:: Aim of the task ::
Each entry that follows is to be retyped exactly. Pictures do not belong in the copy.

:: Exercise input ::

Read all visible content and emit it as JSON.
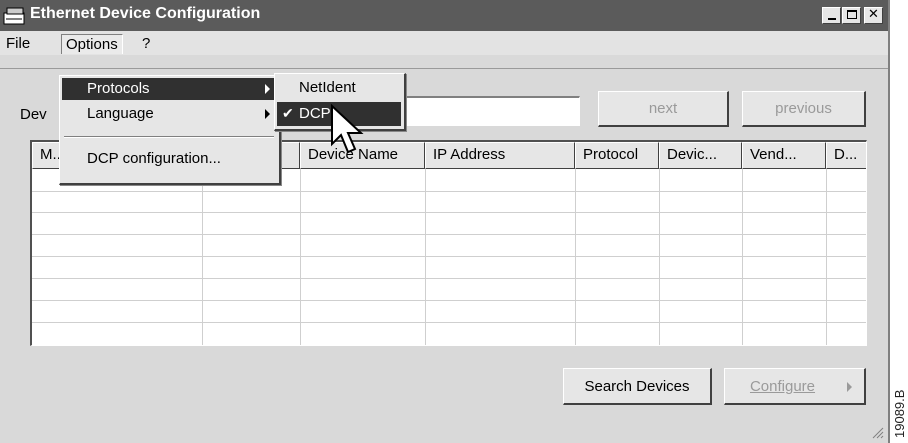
{
  "window": {
    "title": "Ethernet Device Configuration"
  },
  "menu": {
    "file": "File",
    "options": "Options",
    "help": "?"
  },
  "options_menu": {
    "protocols": "Protocols",
    "language": "Language",
    "dcp_configuration": "DCP configuration..."
  },
  "protocols_submenu": {
    "netident": "NetIdent",
    "dcp": "DCP",
    "dcp_checked": true
  },
  "device_label": "Dev",
  "buttons": {
    "next": "next",
    "previous": "previous",
    "search_devices": "Search Devices",
    "configure": "Configure"
  },
  "table": {
    "columns": [
      "M...",
      "",
      "Device Name",
      "IP Address",
      "Protocol",
      "Devic...",
      "Vend...",
      "D..."
    ],
    "rows": []
  },
  "figure_code": "19089.B"
}
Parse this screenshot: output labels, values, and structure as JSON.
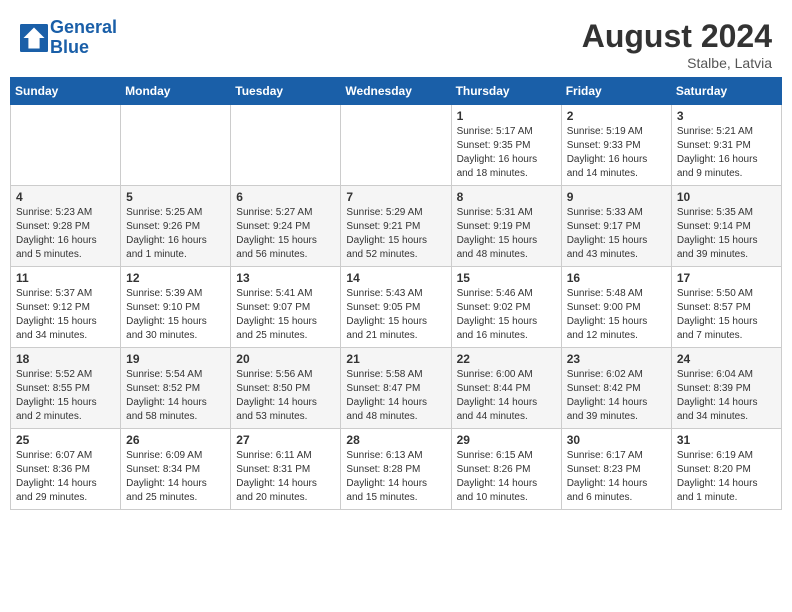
{
  "header": {
    "logo_line1": "General",
    "logo_line2": "Blue",
    "month_year": "August 2024",
    "location": "Stalbe, Latvia"
  },
  "weekdays": [
    "Sunday",
    "Monday",
    "Tuesday",
    "Wednesday",
    "Thursday",
    "Friday",
    "Saturday"
  ],
  "weeks": [
    [
      {
        "day": "",
        "info": ""
      },
      {
        "day": "",
        "info": ""
      },
      {
        "day": "",
        "info": ""
      },
      {
        "day": "",
        "info": ""
      },
      {
        "day": "1",
        "info": "Sunrise: 5:17 AM\nSunset: 9:35 PM\nDaylight: 16 hours\nand 18 minutes."
      },
      {
        "day": "2",
        "info": "Sunrise: 5:19 AM\nSunset: 9:33 PM\nDaylight: 16 hours\nand 14 minutes."
      },
      {
        "day": "3",
        "info": "Sunrise: 5:21 AM\nSunset: 9:31 PM\nDaylight: 16 hours\nand 9 minutes."
      }
    ],
    [
      {
        "day": "4",
        "info": "Sunrise: 5:23 AM\nSunset: 9:28 PM\nDaylight: 16 hours\nand 5 minutes."
      },
      {
        "day": "5",
        "info": "Sunrise: 5:25 AM\nSunset: 9:26 PM\nDaylight: 16 hours\nand 1 minute."
      },
      {
        "day": "6",
        "info": "Sunrise: 5:27 AM\nSunset: 9:24 PM\nDaylight: 15 hours\nand 56 minutes."
      },
      {
        "day": "7",
        "info": "Sunrise: 5:29 AM\nSunset: 9:21 PM\nDaylight: 15 hours\nand 52 minutes."
      },
      {
        "day": "8",
        "info": "Sunrise: 5:31 AM\nSunset: 9:19 PM\nDaylight: 15 hours\nand 48 minutes."
      },
      {
        "day": "9",
        "info": "Sunrise: 5:33 AM\nSunset: 9:17 PM\nDaylight: 15 hours\nand 43 minutes."
      },
      {
        "day": "10",
        "info": "Sunrise: 5:35 AM\nSunset: 9:14 PM\nDaylight: 15 hours\nand 39 minutes."
      }
    ],
    [
      {
        "day": "11",
        "info": "Sunrise: 5:37 AM\nSunset: 9:12 PM\nDaylight: 15 hours\nand 34 minutes."
      },
      {
        "day": "12",
        "info": "Sunrise: 5:39 AM\nSunset: 9:10 PM\nDaylight: 15 hours\nand 30 minutes."
      },
      {
        "day": "13",
        "info": "Sunrise: 5:41 AM\nSunset: 9:07 PM\nDaylight: 15 hours\nand 25 minutes."
      },
      {
        "day": "14",
        "info": "Sunrise: 5:43 AM\nSunset: 9:05 PM\nDaylight: 15 hours\nand 21 minutes."
      },
      {
        "day": "15",
        "info": "Sunrise: 5:46 AM\nSunset: 9:02 PM\nDaylight: 15 hours\nand 16 minutes."
      },
      {
        "day": "16",
        "info": "Sunrise: 5:48 AM\nSunset: 9:00 PM\nDaylight: 15 hours\nand 12 minutes."
      },
      {
        "day": "17",
        "info": "Sunrise: 5:50 AM\nSunset: 8:57 PM\nDaylight: 15 hours\nand 7 minutes."
      }
    ],
    [
      {
        "day": "18",
        "info": "Sunrise: 5:52 AM\nSunset: 8:55 PM\nDaylight: 15 hours\nand 2 minutes."
      },
      {
        "day": "19",
        "info": "Sunrise: 5:54 AM\nSunset: 8:52 PM\nDaylight: 14 hours\nand 58 minutes."
      },
      {
        "day": "20",
        "info": "Sunrise: 5:56 AM\nSunset: 8:50 PM\nDaylight: 14 hours\nand 53 minutes."
      },
      {
        "day": "21",
        "info": "Sunrise: 5:58 AM\nSunset: 8:47 PM\nDaylight: 14 hours\nand 48 minutes."
      },
      {
        "day": "22",
        "info": "Sunrise: 6:00 AM\nSunset: 8:44 PM\nDaylight: 14 hours\nand 44 minutes."
      },
      {
        "day": "23",
        "info": "Sunrise: 6:02 AM\nSunset: 8:42 PM\nDaylight: 14 hours\nand 39 minutes."
      },
      {
        "day": "24",
        "info": "Sunrise: 6:04 AM\nSunset: 8:39 PM\nDaylight: 14 hours\nand 34 minutes."
      }
    ],
    [
      {
        "day": "25",
        "info": "Sunrise: 6:07 AM\nSunset: 8:36 PM\nDaylight: 14 hours\nand 29 minutes."
      },
      {
        "day": "26",
        "info": "Sunrise: 6:09 AM\nSunset: 8:34 PM\nDaylight: 14 hours\nand 25 minutes."
      },
      {
        "day": "27",
        "info": "Sunrise: 6:11 AM\nSunset: 8:31 PM\nDaylight: 14 hours\nand 20 minutes."
      },
      {
        "day": "28",
        "info": "Sunrise: 6:13 AM\nSunset: 8:28 PM\nDaylight: 14 hours\nand 15 minutes."
      },
      {
        "day": "29",
        "info": "Sunrise: 6:15 AM\nSunset: 8:26 PM\nDaylight: 14 hours\nand 10 minutes."
      },
      {
        "day": "30",
        "info": "Sunrise: 6:17 AM\nSunset: 8:23 PM\nDaylight: 14 hours\nand 6 minutes."
      },
      {
        "day": "31",
        "info": "Sunrise: 6:19 AM\nSunset: 8:20 PM\nDaylight: 14 hours\nand 1 minute."
      }
    ]
  ]
}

:: Output of the exercise ::
Read all visible content and emit it as JSON.
{
  "window": {
    "title": "Ethernet Device Configuration"
  },
  "menu": {
    "file": "File",
    "options": "Options",
    "help": "?"
  },
  "options_menu": {
    "protocols": "Protocols",
    "language": "Language",
    "dcp_configuration": "DCP configuration..."
  },
  "protocols_submenu": {
    "netident": "NetIdent",
    "dcp": "DCP",
    "dcp_checked": true
  },
  "device_label": "Dev",
  "buttons": {
    "next": "next",
    "previous": "previous",
    "search_devices": "Search Devices",
    "configure": "Configure"
  },
  "table": {
    "columns": [
      "M...",
      "",
      "Device Name",
      "IP Address",
      "Protocol",
      "Devic...",
      "Vend...",
      "D..."
    ],
    "rows": []
  },
  "figure_code": "19089.B"
}
Parse this screenshot: output labels, values, and structure as JSON.
{
  "header": {
    "logo_line1": "General",
    "logo_line2": "Blue",
    "month_year": "August 2024",
    "location": "Stalbe, Latvia"
  },
  "weekdays": [
    "Sunday",
    "Monday",
    "Tuesday",
    "Wednesday",
    "Thursday",
    "Friday",
    "Saturday"
  ],
  "weeks": [
    [
      {
        "day": "",
        "info": ""
      },
      {
        "day": "",
        "info": ""
      },
      {
        "day": "",
        "info": ""
      },
      {
        "day": "",
        "info": ""
      },
      {
        "day": "1",
        "info": "Sunrise: 5:17 AM\nSunset: 9:35 PM\nDaylight: 16 hours\nand 18 minutes."
      },
      {
        "day": "2",
        "info": "Sunrise: 5:19 AM\nSunset: 9:33 PM\nDaylight: 16 hours\nand 14 minutes."
      },
      {
        "day": "3",
        "info": "Sunrise: 5:21 AM\nSunset: 9:31 PM\nDaylight: 16 hours\nand 9 minutes."
      }
    ],
    [
      {
        "day": "4",
        "info": "Sunrise: 5:23 AM\nSunset: 9:28 PM\nDaylight: 16 hours\nand 5 minutes."
      },
      {
        "day": "5",
        "info": "Sunrise: 5:25 AM\nSunset: 9:26 PM\nDaylight: 16 hours\nand 1 minute."
      },
      {
        "day": "6",
        "info": "Sunrise: 5:27 AM\nSunset: 9:24 PM\nDaylight: 15 hours\nand 56 minutes."
      },
      {
        "day": "7",
        "info": "Sunrise: 5:29 AM\nSunset: 9:21 PM\nDaylight: 15 hours\nand 52 minutes."
      },
      {
        "day": "8",
        "info": "Sunrise: 5:31 AM\nSunset: 9:19 PM\nDaylight: 15 hours\nand 48 minutes."
      },
      {
        "day": "9",
        "info": "Sunrise: 5:33 AM\nSunset: 9:17 PM\nDaylight: 15 hours\nand 43 minutes."
      },
      {
        "day": "10",
        "info": "Sunrise: 5:35 AM\nSunset: 9:14 PM\nDaylight: 15 hours\nand 39 minutes."
      }
    ],
    [
      {
        "day": "11",
        "info": "Sunrise: 5:37 AM\nSunset: 9:12 PM\nDaylight: 15 hours\nand 34 minutes."
      },
      {
        "day": "12",
        "info": "Sunrise: 5:39 AM\nSunset: 9:10 PM\nDaylight: 15 hours\nand 30 minutes."
      },
      {
        "day": "13",
        "info": "Sunrise: 5:41 AM\nSunset: 9:07 PM\nDaylight: 15 hours\nand 25 minutes."
      },
      {
        "day": "14",
        "info": "Sunrise: 5:43 AM\nSunset: 9:05 PM\nDaylight: 15 hours\nand 21 minutes."
      },
      {
        "day": "15",
        "info": "Sunrise: 5:46 AM\nSunset: 9:02 PM\nDaylight: 15 hours\nand 16 minutes."
      },
      {
        "day": "16",
        "info": "Sunrise: 5:48 AM\nSunset: 9:00 PM\nDaylight: 15 hours\nand 12 minutes."
      },
      {
        "day": "17",
        "info": "Sunrise: 5:50 AM\nSunset: 8:57 PM\nDaylight: 15 hours\nand 7 minutes."
      }
    ],
    [
      {
        "day": "18",
        "info": "Sunrise: 5:52 AM\nSunset: 8:55 PM\nDaylight: 15 hours\nand 2 minutes."
      },
      {
        "day": "19",
        "info": "Sunrise: 5:54 AM\nSunset: 8:52 PM\nDaylight: 14 hours\nand 58 minutes."
      },
      {
        "day": "20",
        "info": "Sunrise: 5:56 AM\nSunset: 8:50 PM\nDaylight: 14 hours\nand 53 minutes."
      },
      {
        "day": "21",
        "info": "Sunrise: 5:58 AM\nSunset: 8:47 PM\nDaylight: 14 hours\nand 48 minutes."
      },
      {
        "day": "22",
        "info": "Sunrise: 6:00 AM\nSunset: 8:44 PM\nDaylight: 14 hours\nand 44 minutes."
      },
      {
        "day": "23",
        "info": "Sunrise: 6:02 AM\nSunset: 8:42 PM\nDaylight: 14 hours\nand 39 minutes."
      },
      {
        "day": "24",
        "info": "Sunrise: 6:04 AM\nSunset: 8:39 PM\nDaylight: 14 hours\nand 34 minutes."
      }
    ],
    [
      {
        "day": "25",
        "info": "Sunrise: 6:07 AM\nSunset: 8:36 PM\nDaylight: 14 hours\nand 29 minutes."
      },
      {
        "day": "26",
        "info": "Sunrise: 6:09 AM\nSunset: 8:34 PM\nDaylight: 14 hours\nand 25 minutes."
      },
      {
        "day": "27",
        "info": "Sunrise: 6:11 AM\nSunset: 8:31 PM\nDaylight: 14 hours\nand 20 minutes."
      },
      {
        "day": "28",
        "info": "Sunrise: 6:13 AM\nSunset: 8:28 PM\nDaylight: 14 hours\nand 15 minutes."
      },
      {
        "day": "29",
        "info": "Sunrise: 6:15 AM\nSunset: 8:26 PM\nDaylight: 14 hours\nand 10 minutes."
      },
      {
        "day": "30",
        "info": "Sunrise: 6:17 AM\nSunset: 8:23 PM\nDaylight: 14 hours\nand 6 minutes."
      },
      {
        "day": "31",
        "info": "Sunrise: 6:19 AM\nSunset: 8:20 PM\nDaylight: 14 hours\nand 1 minute."
      }
    ]
  ]
}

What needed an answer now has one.